What you should do: Return each line containing "оксида".
^^^^^^^^^^^^^^^^
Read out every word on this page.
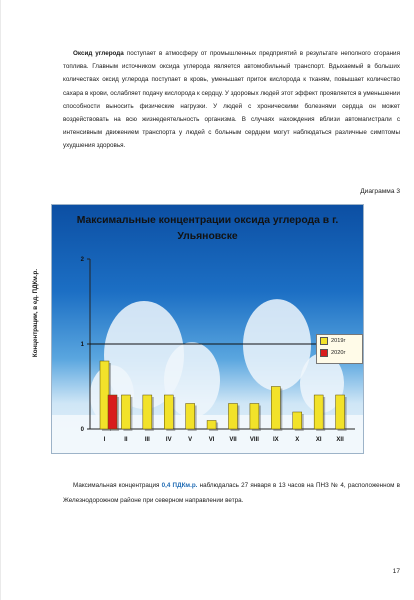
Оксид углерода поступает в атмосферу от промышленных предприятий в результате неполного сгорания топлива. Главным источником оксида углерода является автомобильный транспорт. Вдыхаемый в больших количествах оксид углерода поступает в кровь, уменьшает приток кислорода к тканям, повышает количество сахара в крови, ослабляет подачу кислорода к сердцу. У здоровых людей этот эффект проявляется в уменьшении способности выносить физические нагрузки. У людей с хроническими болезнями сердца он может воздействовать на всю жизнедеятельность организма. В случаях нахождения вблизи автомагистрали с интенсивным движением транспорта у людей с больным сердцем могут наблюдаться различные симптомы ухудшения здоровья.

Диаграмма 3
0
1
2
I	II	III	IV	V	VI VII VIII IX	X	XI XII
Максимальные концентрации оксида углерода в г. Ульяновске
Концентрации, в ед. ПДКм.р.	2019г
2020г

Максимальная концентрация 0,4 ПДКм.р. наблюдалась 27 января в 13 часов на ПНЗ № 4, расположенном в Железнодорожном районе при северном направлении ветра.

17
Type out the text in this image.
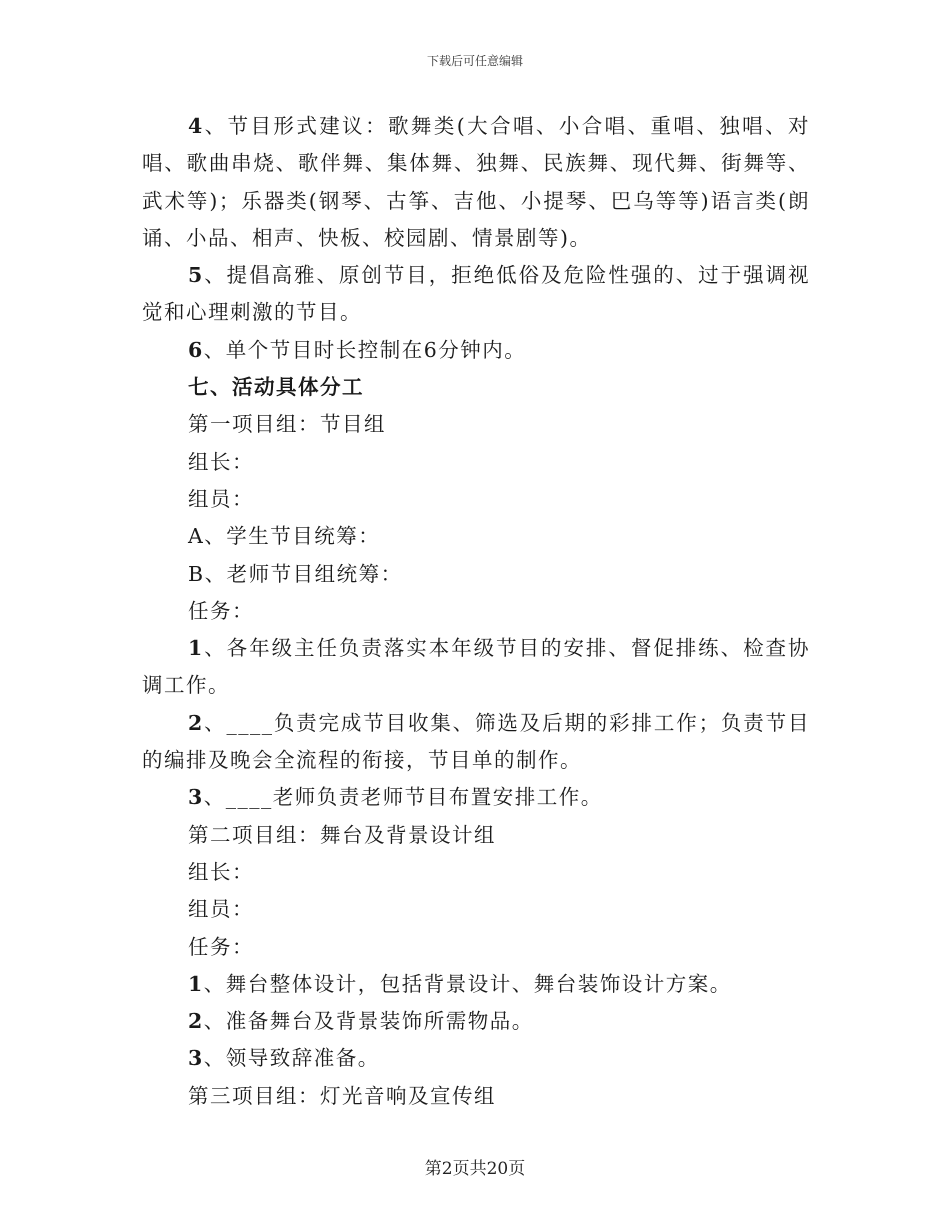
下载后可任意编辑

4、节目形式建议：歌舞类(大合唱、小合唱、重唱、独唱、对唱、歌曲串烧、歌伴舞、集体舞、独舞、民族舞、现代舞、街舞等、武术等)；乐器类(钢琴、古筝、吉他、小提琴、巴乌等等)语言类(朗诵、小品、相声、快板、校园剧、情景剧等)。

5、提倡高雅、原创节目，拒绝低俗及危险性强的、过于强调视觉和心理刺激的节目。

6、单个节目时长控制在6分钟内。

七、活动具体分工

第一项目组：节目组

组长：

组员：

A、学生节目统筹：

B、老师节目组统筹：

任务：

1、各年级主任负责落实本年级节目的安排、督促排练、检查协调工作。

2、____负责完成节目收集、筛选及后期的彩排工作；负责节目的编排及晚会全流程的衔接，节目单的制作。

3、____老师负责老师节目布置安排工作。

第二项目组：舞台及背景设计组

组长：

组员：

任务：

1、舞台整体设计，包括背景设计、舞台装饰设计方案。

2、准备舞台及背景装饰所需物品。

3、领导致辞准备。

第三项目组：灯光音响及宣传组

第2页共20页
^^^^^^^^^^^^^^^^
Task result:
Оксид углерода поступает в атмосферу от промышленных предприятий в результате неполного сгорания топлива. Главным источником оксида углерода является автомобильный транспорт. Вдыхаемый в больших количествах оксид углерода поступает в кровь, уменьшает приток кислорода к тканям, повышает количество сахара в крови, ослабляет подачу кислорода к сердцу. У здоровых людей этот эффект проявляется в уменьшении способности выносить физические нагрузки. У людей с хроническими болезнями сердца он может воздействовать на всю жизнедеятельность организма. В случаях нахождения вблизи автомагистрали с интенсивным движением транспорта у людей с больным сердцем могут наблюдаться различные симптомы ухудшения здоровья.
Максимальные концентрации оксида углерода в г. Ульяновске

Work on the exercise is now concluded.